# STATED TASK:
Count how many lines of the data below contain the string "ensligt"; the reply should be that number alone.

# EXERCISE INPUT:

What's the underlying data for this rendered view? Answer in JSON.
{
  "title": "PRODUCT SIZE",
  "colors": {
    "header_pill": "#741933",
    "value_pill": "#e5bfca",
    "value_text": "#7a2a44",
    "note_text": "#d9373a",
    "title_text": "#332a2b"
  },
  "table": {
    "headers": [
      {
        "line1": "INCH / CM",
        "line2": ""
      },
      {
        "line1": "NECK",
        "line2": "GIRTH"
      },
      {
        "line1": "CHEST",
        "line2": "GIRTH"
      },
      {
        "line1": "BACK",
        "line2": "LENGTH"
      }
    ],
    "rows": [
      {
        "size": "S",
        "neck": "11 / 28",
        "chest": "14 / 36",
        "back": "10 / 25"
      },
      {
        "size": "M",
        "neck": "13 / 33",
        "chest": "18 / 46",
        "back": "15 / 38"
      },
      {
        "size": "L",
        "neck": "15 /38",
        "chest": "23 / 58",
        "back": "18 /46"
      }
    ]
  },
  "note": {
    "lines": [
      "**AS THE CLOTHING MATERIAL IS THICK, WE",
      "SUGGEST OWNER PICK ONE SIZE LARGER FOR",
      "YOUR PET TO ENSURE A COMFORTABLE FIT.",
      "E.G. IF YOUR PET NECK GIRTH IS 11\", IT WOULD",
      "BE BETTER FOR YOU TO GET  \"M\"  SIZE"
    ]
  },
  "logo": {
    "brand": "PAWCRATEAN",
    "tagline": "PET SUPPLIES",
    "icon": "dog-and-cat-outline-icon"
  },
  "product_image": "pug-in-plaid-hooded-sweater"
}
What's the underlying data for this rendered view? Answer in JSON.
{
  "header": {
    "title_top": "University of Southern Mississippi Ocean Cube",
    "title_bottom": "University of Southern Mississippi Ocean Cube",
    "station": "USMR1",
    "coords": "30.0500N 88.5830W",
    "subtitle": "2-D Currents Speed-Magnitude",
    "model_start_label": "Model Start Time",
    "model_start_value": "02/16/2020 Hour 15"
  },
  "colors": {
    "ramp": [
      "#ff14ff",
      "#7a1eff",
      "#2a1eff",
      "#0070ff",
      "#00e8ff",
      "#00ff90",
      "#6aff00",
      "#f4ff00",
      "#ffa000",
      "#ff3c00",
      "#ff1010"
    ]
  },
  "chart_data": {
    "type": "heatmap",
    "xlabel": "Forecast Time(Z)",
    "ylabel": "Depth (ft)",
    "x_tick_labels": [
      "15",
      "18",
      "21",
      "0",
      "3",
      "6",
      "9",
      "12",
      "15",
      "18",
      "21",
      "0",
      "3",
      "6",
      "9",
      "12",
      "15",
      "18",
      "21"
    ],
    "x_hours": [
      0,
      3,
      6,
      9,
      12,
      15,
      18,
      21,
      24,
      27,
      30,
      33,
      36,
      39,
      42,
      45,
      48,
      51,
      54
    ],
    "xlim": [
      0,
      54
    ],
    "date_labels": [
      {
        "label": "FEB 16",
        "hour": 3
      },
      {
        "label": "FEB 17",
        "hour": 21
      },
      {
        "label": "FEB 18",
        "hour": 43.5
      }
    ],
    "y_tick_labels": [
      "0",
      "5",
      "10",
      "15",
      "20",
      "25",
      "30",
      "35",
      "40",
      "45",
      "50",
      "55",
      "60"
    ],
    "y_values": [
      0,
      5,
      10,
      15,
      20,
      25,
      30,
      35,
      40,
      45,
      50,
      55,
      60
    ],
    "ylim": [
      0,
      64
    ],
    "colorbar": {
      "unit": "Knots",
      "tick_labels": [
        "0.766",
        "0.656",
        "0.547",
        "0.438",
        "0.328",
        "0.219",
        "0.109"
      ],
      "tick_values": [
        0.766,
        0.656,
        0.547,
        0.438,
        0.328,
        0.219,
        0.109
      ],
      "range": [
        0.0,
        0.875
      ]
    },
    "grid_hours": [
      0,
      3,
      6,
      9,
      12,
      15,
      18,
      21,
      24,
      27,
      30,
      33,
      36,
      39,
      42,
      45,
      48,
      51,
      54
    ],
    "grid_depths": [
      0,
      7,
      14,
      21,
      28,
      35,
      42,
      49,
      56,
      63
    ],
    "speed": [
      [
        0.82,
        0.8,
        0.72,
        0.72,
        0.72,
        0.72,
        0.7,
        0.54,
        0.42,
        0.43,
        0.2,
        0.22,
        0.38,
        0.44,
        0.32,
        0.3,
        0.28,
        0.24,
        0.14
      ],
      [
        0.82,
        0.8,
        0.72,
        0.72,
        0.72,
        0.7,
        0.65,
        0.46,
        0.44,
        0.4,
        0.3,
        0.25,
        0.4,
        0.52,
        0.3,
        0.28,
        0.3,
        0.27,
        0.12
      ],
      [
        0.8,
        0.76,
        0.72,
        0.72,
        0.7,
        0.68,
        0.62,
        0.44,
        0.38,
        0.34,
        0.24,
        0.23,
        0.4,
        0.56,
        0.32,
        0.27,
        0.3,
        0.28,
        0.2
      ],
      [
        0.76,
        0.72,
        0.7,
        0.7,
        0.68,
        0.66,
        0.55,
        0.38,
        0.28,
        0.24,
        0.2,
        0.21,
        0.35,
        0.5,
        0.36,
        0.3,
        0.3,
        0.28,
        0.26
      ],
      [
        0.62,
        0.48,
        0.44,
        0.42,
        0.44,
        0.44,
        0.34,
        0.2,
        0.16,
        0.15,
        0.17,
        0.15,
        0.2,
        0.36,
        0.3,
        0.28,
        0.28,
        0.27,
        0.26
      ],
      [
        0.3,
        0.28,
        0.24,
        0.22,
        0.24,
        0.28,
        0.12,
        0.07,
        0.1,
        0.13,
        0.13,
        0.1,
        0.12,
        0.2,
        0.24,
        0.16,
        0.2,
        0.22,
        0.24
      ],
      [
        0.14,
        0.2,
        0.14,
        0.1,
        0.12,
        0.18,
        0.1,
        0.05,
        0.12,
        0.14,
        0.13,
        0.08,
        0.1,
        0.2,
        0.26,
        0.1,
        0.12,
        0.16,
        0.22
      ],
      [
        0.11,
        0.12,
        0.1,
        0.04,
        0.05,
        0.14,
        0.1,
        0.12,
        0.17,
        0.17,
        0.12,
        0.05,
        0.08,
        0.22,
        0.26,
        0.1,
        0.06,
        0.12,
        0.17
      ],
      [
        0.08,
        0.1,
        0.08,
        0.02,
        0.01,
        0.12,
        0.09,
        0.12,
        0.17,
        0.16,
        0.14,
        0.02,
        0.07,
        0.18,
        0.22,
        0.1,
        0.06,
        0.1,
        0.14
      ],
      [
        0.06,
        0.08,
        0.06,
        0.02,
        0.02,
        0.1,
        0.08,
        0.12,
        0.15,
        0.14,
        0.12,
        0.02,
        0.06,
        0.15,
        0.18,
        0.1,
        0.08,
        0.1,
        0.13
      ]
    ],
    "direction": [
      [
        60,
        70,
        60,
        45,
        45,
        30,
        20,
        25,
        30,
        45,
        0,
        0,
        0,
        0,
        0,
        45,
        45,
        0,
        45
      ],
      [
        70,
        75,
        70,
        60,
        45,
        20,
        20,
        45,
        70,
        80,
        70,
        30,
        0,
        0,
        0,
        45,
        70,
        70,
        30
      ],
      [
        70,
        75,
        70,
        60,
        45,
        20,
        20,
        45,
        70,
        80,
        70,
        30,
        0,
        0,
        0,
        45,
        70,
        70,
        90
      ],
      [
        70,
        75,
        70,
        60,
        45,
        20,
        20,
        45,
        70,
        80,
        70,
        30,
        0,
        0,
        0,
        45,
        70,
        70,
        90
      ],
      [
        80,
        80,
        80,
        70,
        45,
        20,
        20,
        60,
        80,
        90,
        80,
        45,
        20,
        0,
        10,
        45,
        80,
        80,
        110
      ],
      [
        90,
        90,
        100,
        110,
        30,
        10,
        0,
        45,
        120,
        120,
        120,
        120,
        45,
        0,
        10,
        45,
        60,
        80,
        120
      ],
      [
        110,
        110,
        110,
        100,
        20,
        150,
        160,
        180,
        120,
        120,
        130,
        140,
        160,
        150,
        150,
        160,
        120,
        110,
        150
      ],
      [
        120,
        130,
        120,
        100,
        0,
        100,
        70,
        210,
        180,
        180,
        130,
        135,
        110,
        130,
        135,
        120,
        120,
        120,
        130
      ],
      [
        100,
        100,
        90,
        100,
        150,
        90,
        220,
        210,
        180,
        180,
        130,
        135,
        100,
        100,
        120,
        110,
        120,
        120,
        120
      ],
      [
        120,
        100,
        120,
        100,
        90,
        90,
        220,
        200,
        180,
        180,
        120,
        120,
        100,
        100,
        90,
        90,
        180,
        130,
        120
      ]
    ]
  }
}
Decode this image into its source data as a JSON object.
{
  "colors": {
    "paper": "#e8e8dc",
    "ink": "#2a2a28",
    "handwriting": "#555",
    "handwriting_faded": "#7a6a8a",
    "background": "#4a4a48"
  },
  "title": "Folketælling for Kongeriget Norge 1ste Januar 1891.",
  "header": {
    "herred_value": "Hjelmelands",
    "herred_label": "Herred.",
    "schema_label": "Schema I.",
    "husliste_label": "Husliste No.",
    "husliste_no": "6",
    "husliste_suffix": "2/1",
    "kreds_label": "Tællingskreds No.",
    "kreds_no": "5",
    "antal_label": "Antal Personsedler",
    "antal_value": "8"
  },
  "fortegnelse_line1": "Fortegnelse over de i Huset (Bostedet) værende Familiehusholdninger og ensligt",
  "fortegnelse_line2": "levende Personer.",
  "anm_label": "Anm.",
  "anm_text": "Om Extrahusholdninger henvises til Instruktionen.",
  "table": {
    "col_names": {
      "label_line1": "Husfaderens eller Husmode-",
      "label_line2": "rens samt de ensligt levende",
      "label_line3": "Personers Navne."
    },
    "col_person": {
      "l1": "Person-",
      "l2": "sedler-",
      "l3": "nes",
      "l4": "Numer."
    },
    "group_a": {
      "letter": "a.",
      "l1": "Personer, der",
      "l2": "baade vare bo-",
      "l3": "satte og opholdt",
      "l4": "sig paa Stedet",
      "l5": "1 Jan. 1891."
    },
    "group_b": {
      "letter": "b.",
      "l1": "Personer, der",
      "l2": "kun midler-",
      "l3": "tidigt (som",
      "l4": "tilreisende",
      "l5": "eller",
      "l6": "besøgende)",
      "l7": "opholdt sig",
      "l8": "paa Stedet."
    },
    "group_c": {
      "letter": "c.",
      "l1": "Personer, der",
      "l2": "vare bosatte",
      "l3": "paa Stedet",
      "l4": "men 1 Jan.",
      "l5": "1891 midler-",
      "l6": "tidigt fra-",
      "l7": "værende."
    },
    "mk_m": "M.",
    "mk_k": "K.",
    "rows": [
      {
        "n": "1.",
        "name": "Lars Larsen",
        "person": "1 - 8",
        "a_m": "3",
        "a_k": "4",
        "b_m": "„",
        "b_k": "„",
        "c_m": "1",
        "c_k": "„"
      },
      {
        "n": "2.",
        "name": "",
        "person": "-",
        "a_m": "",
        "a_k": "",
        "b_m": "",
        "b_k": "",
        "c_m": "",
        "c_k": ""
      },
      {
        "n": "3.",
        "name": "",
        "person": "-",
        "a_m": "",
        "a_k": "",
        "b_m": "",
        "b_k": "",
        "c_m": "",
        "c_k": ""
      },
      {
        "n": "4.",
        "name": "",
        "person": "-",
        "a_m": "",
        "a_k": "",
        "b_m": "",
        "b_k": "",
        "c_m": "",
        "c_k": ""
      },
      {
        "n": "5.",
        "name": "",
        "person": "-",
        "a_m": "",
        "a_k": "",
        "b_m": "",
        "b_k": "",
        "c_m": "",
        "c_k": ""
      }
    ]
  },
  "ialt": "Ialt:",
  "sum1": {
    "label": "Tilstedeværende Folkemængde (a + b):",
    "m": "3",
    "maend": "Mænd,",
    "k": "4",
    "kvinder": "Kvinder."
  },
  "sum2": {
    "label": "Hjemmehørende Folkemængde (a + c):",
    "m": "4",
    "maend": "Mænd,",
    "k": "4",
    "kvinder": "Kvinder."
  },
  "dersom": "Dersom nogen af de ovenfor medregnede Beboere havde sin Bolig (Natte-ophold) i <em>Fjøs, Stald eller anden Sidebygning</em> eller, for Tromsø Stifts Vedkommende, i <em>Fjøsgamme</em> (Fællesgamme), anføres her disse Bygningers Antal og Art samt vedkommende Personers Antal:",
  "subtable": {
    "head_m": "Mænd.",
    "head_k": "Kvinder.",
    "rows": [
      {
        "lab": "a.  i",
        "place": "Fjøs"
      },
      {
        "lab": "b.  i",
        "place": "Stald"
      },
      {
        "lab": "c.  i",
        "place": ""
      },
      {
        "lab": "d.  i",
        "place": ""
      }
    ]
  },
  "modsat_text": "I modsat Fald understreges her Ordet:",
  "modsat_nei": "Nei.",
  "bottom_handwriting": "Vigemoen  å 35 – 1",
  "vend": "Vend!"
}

# RIGHT ANSWER:
2